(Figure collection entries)
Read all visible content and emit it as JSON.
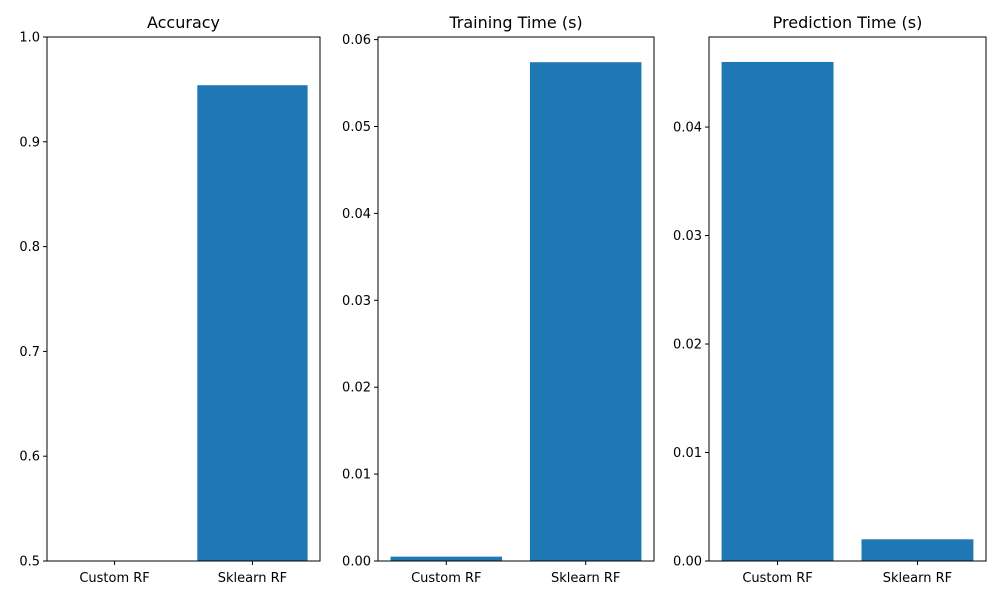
{
  "colors": {
    "bar": "#1f77b4",
    "axes": "#000000",
    "background": "#ffffff"
  },
  "chart_data": [
    {
      "type": "bar",
      "title": "Accuracy",
      "categories": [
        "Custom RF",
        "Sklearn RF"
      ],
      "values": [
        0.5,
        0.954
      ],
      "ylim": [
        0.5,
        1.0
      ],
      "yticks": [
        0.5,
        0.6,
        0.7,
        0.8,
        0.9,
        1.0
      ],
      "ytick_labels": [
        "0.5",
        "0.6",
        "0.7",
        "0.8",
        "0.9",
        "1.0"
      ],
      "xlabel": "",
      "ylabel": "",
      "grid": false
    },
    {
      "type": "bar",
      "title": "Training Time (s)",
      "categories": [
        "Custom RF",
        "Sklearn RF"
      ],
      "values": [
        0.0005,
        0.0574
      ],
      "ylim": [
        0,
        0.0603
      ],
      "yticks": [
        0,
        0.01,
        0.02,
        0.03,
        0.04,
        0.05,
        0.06
      ],
      "ytick_labels": [
        "0.00",
        "0.01",
        "0.02",
        "0.03",
        "0.04",
        "0.05",
        "0.06"
      ],
      "xlabel": "",
      "ylabel": "",
      "grid": false
    },
    {
      "type": "bar",
      "title": "Prediction Time (s)",
      "categories": [
        "Custom RF",
        "Sklearn RF"
      ],
      "values": [
        0.046,
        0.002
      ],
      "ylim": [
        0,
        0.0483
      ],
      "yticks": [
        0,
        0.01,
        0.02,
        0.03,
        0.04
      ],
      "ytick_labels": [
        "0.00",
        "0.01",
        "0.02",
        "0.03",
        "0.04"
      ],
      "xlabel": "",
      "ylabel": "",
      "grid": false
    }
  ]
}
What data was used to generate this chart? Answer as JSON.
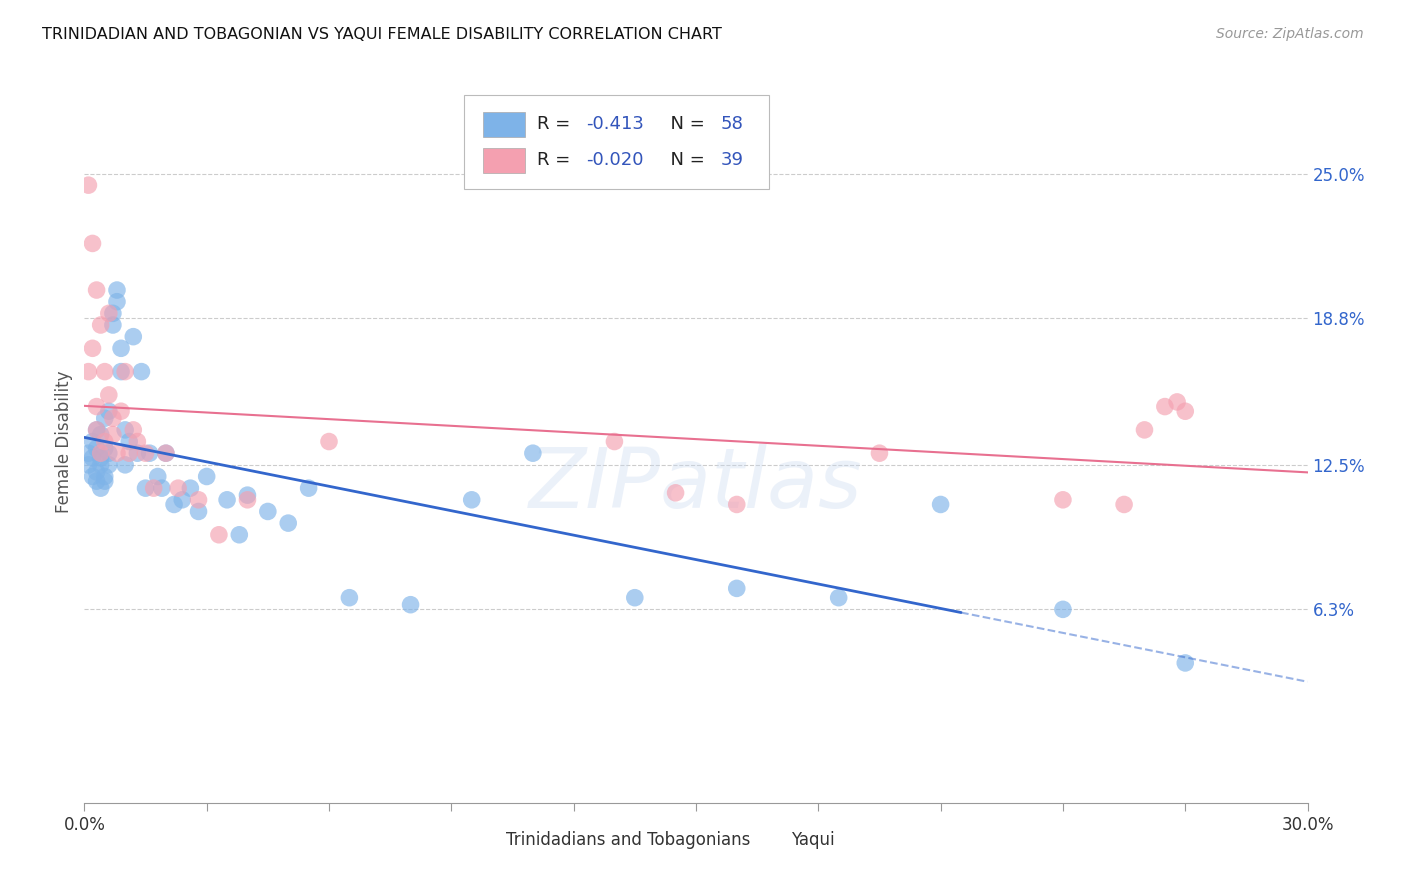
{
  "title": "TRINIDADIAN AND TOBAGONIAN VS YAQUI FEMALE DISABILITY CORRELATION CHART",
  "source": "Source: ZipAtlas.com",
  "ylabel": "Female Disability",
  "ytick_labels": [
    "25.0%",
    "18.8%",
    "12.5%",
    "6.3%"
  ],
  "ytick_values": [
    0.25,
    0.188,
    0.125,
    0.063
  ],
  "xlim": [
    0.0,
    0.3
  ],
  "ylim": [
    -0.02,
    0.29
  ],
  "legend_label1": "Trinidadians and Tobagonians",
  "legend_label2": "Yaqui",
  "blue_color": "#7EB3E8",
  "pink_color": "#F4A0B0",
  "blue_line_color": "#3366CC",
  "pink_line_color": "#E87090",
  "blue_scatter_x": [
    0.001,
    0.001,
    0.002,
    0.002,
    0.002,
    0.003,
    0.003,
    0.003,
    0.003,
    0.004,
    0.004,
    0.004,
    0.004,
    0.005,
    0.005,
    0.005,
    0.005,
    0.006,
    0.006,
    0.006,
    0.007,
    0.007,
    0.008,
    0.008,
    0.009,
    0.009,
    0.01,
    0.01,
    0.011,
    0.012,
    0.013,
    0.014,
    0.015,
    0.016,
    0.018,
    0.019,
    0.02,
    0.022,
    0.024,
    0.026,
    0.028,
    0.03,
    0.035,
    0.038,
    0.04,
    0.045,
    0.05,
    0.055,
    0.065,
    0.08,
    0.095,
    0.11,
    0.135,
    0.16,
    0.185,
    0.21,
    0.24,
    0.27
  ],
  "blue_scatter_y": [
    0.13,
    0.125,
    0.128,
    0.12,
    0.135,
    0.132,
    0.118,
    0.14,
    0.122,
    0.125,
    0.115,
    0.138,
    0.128,
    0.145,
    0.12,
    0.132,
    0.118,
    0.148,
    0.125,
    0.13,
    0.19,
    0.185,
    0.195,
    0.2,
    0.165,
    0.175,
    0.14,
    0.125,
    0.135,
    0.18,
    0.13,
    0.165,
    0.115,
    0.13,
    0.12,
    0.115,
    0.13,
    0.108,
    0.11,
    0.115,
    0.105,
    0.12,
    0.11,
    0.095,
    0.112,
    0.105,
    0.1,
    0.115,
    0.068,
    0.065,
    0.11,
    0.13,
    0.068,
    0.072,
    0.068,
    0.108,
    0.063,
    0.04
  ],
  "pink_scatter_x": [
    0.001,
    0.001,
    0.002,
    0.002,
    0.003,
    0.003,
    0.003,
    0.004,
    0.004,
    0.005,
    0.005,
    0.006,
    0.006,
    0.007,
    0.007,
    0.008,
    0.009,
    0.01,
    0.011,
    0.012,
    0.013,
    0.015,
    0.017,
    0.02,
    0.023,
    0.028,
    0.033,
    0.04,
    0.06,
    0.13,
    0.145,
    0.16,
    0.195,
    0.24,
    0.255,
    0.26,
    0.265,
    0.268,
    0.27
  ],
  "pink_scatter_y": [
    0.245,
    0.165,
    0.22,
    0.175,
    0.2,
    0.14,
    0.15,
    0.185,
    0.13,
    0.165,
    0.135,
    0.19,
    0.155,
    0.145,
    0.138,
    0.13,
    0.148,
    0.165,
    0.13,
    0.14,
    0.135,
    0.13,
    0.115,
    0.13,
    0.115,
    0.11,
    0.095,
    0.11,
    0.135,
    0.135,
    0.113,
    0.108,
    0.13,
    0.11,
    0.108,
    0.14,
    0.15,
    0.152,
    0.148
  ]
}
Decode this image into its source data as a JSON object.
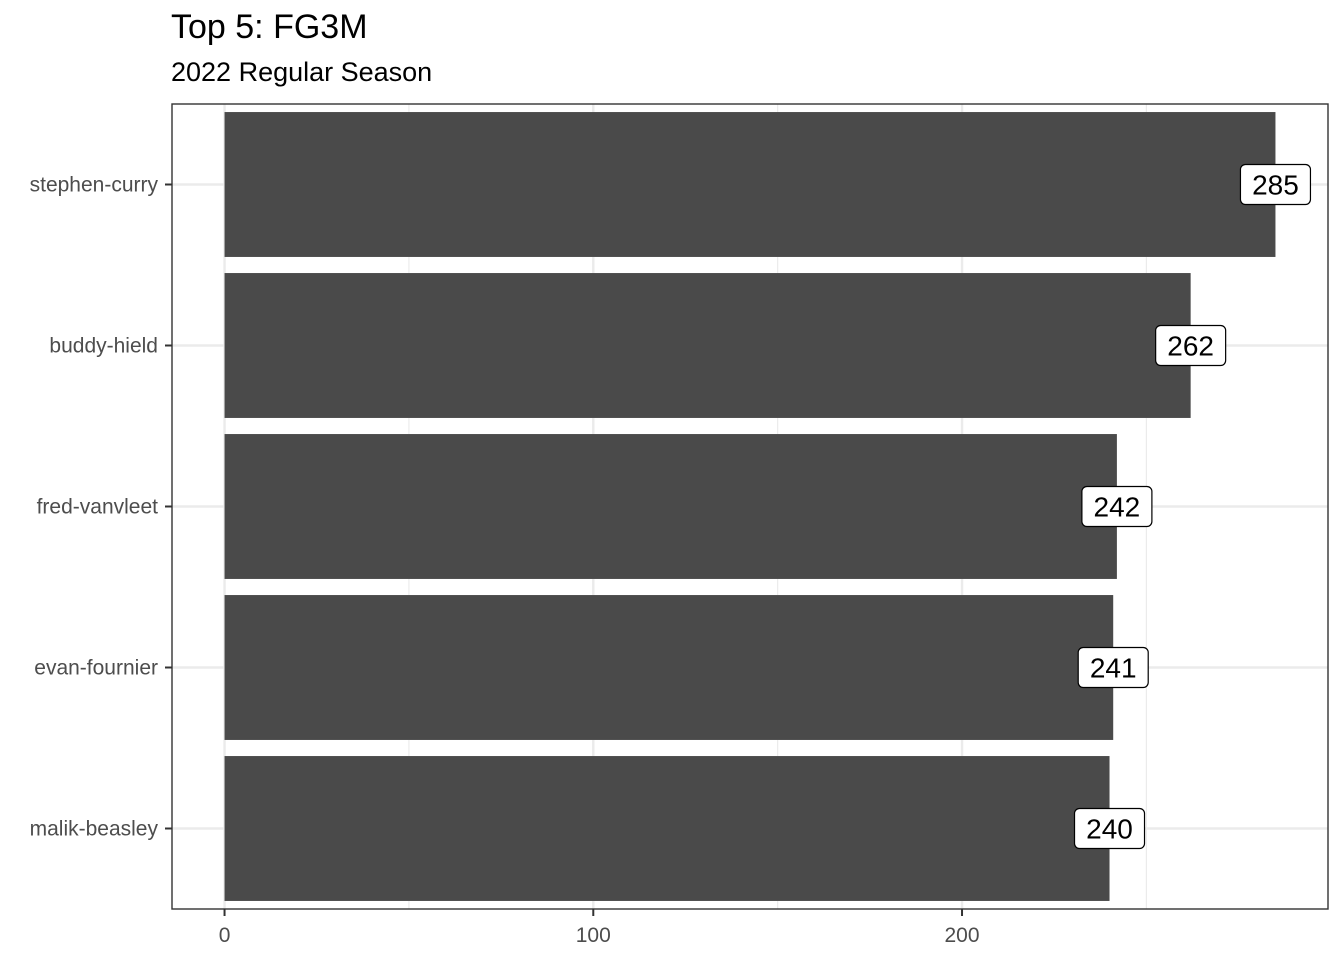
{
  "chart_data": {
    "type": "bar",
    "orientation": "horizontal",
    "title": "Top 5: FG3M",
    "subtitle": "2022 Regular Season",
    "xlabel": "",
    "ylabel": "",
    "categories": [
      "stephen-curry",
      "buddy-hield",
      "fred-vanvleet",
      "evan-fournier",
      "malik-beasley"
    ],
    "values": [
      285,
      262,
      242,
      241,
      240
    ],
    "xlim": [
      -14.25,
      299.25
    ],
    "xticks": [
      0,
      100,
      200
    ],
    "grid": true,
    "bar_color": "#4a4a4a",
    "grid_color": "#ebebeb",
    "panel_border_color": "#333333"
  }
}
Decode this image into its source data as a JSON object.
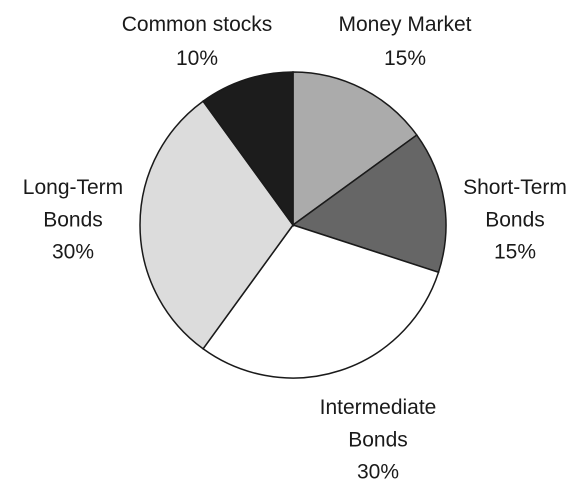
{
  "chart_data": {
    "type": "pie",
    "categories": [
      "Money Market",
      "Short-Term\nBonds",
      "Intermediate\nBonds",
      "Long-Term\nBonds",
      "Common stocks"
    ],
    "values": [
      15,
      15,
      30,
      30,
      10
    ],
    "value_labels": [
      "15%",
      "15%",
      "30%",
      "30%",
      "10%"
    ],
    "colors": [
      "#ababab",
      "#666666",
      "#ffffff",
      "#dcdcdc",
      "#1c1c1c"
    ]
  }
}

> EXERCISE PROMPT: Every line above should be returned exactly; the pictures stay out.

> WRITTEN RESPONSE:
Read all visible content and emit it as JSON.
{
  "colors": {
    "bar": "#1f77b4",
    "axes": "#000000",
    "background": "#ffffff"
  },
  "chart_data": [
    {
      "type": "bar",
      "title": "Accuracy",
      "categories": [
        "Custom RF",
        "Sklearn RF"
      ],
      "values": [
        0.5,
        0.954
      ],
      "ylim": [
        0.5,
        1.0
      ],
      "yticks": [
        0.5,
        0.6,
        0.7,
        0.8,
        0.9,
        1.0
      ],
      "ytick_labels": [
        "0.5",
        "0.6",
        "0.7",
        "0.8",
        "0.9",
        "1.0"
      ],
      "xlabel": "",
      "ylabel": "",
      "grid": false
    },
    {
      "type": "bar",
      "title": "Training Time (s)",
      "categories": [
        "Custom RF",
        "Sklearn RF"
      ],
      "values": [
        0.0005,
        0.0574
      ],
      "ylim": [
        0,
        0.0603
      ],
      "yticks": [
        0,
        0.01,
        0.02,
        0.03,
        0.04,
        0.05,
        0.06
      ],
      "ytick_labels": [
        "0.00",
        "0.01",
        "0.02",
        "0.03",
        "0.04",
        "0.05",
        "0.06"
      ],
      "xlabel": "",
      "ylabel": "",
      "grid": false
    },
    {
      "type": "bar",
      "title": "Prediction Time (s)",
      "categories": [
        "Custom RF",
        "Sklearn RF"
      ],
      "values": [
        0.046,
        0.002
      ],
      "ylim": [
        0,
        0.0483
      ],
      "yticks": [
        0,
        0.01,
        0.02,
        0.03,
        0.04
      ],
      "ytick_labels": [
        "0.00",
        "0.01",
        "0.02",
        "0.03",
        "0.04"
      ],
      "xlabel": "",
      "ylabel": "",
      "grid": false
    }
  ]
}
What data was used to generate this chart? Answer as JSON.
{
  "title": "TRINIDADIAN AND TOBAGONIAN VS YAQUI FEMALE DISABILITY CORRELATION CHART",
  "source": "Source: ZipAtlas.com",
  "ylabel": "Female Disability",
  "ytick_labels": [
    "25.0%",
    "18.8%",
    "12.5%",
    "6.3%"
  ],
  "ytick_values": [
    0.25,
    0.188,
    0.125,
    0.063
  ],
  "xlim": [
    0.0,
    0.3
  ],
  "ylim": [
    -0.02,
    0.29
  ],
  "legend_label1": "Trinidadians and Tobagonians",
  "legend_label2": "Yaqui",
  "blue_color": "#7EB3E8",
  "pink_color": "#F4A0B0",
  "blue_line_color": "#3366CC",
  "pink_line_color": "#E87090",
  "blue_scatter_x": [
    0.001,
    0.001,
    0.002,
    0.002,
    0.002,
    0.003,
    0.003,
    0.003,
    0.003,
    0.004,
    0.004,
    0.004,
    0.004,
    0.005,
    0.005,
    0.005,
    0.005,
    0.006,
    0.006,
    0.006,
    0.007,
    0.007,
    0.008,
    0.008,
    0.009,
    0.009,
    0.01,
    0.01,
    0.011,
    0.012,
    0.013,
    0.014,
    0.015,
    0.016,
    0.018,
    0.019,
    0.02,
    0.022,
    0.024,
    0.026,
    0.028,
    0.03,
    0.035,
    0.038,
    0.04,
    0.045,
    0.05,
    0.055,
    0.065,
    0.08,
    0.095,
    0.11,
    0.135,
    0.16,
    0.185,
    0.21,
    0.24,
    0.27
  ],
  "blue_scatter_y": [
    0.13,
    0.125,
    0.128,
    0.12,
    0.135,
    0.132,
    0.118,
    0.14,
    0.122,
    0.125,
    0.115,
    0.138,
    0.128,
    0.145,
    0.12,
    0.132,
    0.118,
    0.148,
    0.125,
    0.13,
    0.19,
    0.185,
    0.195,
    0.2,
    0.165,
    0.175,
    0.14,
    0.125,
    0.135,
    0.18,
    0.13,
    0.165,
    0.115,
    0.13,
    0.12,
    0.115,
    0.13,
    0.108,
    0.11,
    0.115,
    0.105,
    0.12,
    0.11,
    0.095,
    0.112,
    0.105,
    0.1,
    0.115,
    0.068,
    0.065,
    0.11,
    0.13,
    0.068,
    0.072,
    0.068,
    0.108,
    0.063,
    0.04
  ],
  "pink_scatter_x": [
    0.001,
    0.001,
    0.002,
    0.002,
    0.003,
    0.003,
    0.003,
    0.004,
    0.004,
    0.005,
    0.005,
    0.006,
    0.006,
    0.007,
    0.007,
    0.008,
    0.009,
    0.01,
    0.011,
    0.012,
    0.013,
    0.015,
    0.017,
    0.02,
    0.023,
    0.028,
    0.033,
    0.04,
    0.06,
    0.13,
    0.145,
    0.16,
    0.195,
    0.24,
    0.255,
    0.26,
    0.265,
    0.268,
    0.27
  ],
  "pink_scatter_y": [
    0.245,
    0.165,
    0.22,
    0.175,
    0.2,
    0.14,
    0.15,
    0.185,
    0.13,
    0.165,
    0.135,
    0.19,
    0.155,
    0.145,
    0.138,
    0.13,
    0.148,
    0.165,
    0.13,
    0.14,
    0.135,
    0.13,
    0.115,
    0.13,
    0.115,
    0.11,
    0.095,
    0.11,
    0.135,
    0.135,
    0.113,
    0.108,
    0.13,
    0.11,
    0.108,
    0.14,
    0.15,
    0.152,
    0.148
  ]
}
Decode this image into its source data as a JSON object.
{
  "chart_data": {
    "type": "bar",
    "orientation": "horizontal",
    "title": "Top 5: FG3M",
    "subtitle": "2022 Regular Season",
    "xlabel": "",
    "ylabel": "",
    "categories": [
      "stephen-curry",
      "buddy-hield",
      "fred-vanvleet",
      "evan-fournier",
      "malik-beasley"
    ],
    "values": [
      285,
      262,
      242,
      241,
      240
    ],
    "xlim": [
      -14.25,
      299.25
    ],
    "xticks": [
      0,
      100,
      200
    ],
    "grid": true,
    "bar_color": "#4a4a4a",
    "grid_color": "#ebebeb",
    "panel_border_color": "#333333"
  }
}
Decode this image into its source data as a JSON object.
{
  "chart_data": {
    "type": "pie",
    "categories": [
      "Money Market",
      "Short-Term\nBonds",
      "Intermediate\nBonds",
      "Long-Term\nBonds",
      "Common stocks"
    ],
    "values": [
      15,
      15,
      30,
      30,
      10
    ],
    "value_labels": [
      "15%",
      "15%",
      "30%",
      "30%",
      "10%"
    ],
    "colors": [
      "#ababab",
      "#666666",
      "#ffffff",
      "#dcdcdc",
      "#1c1c1c"
    ]
  }
}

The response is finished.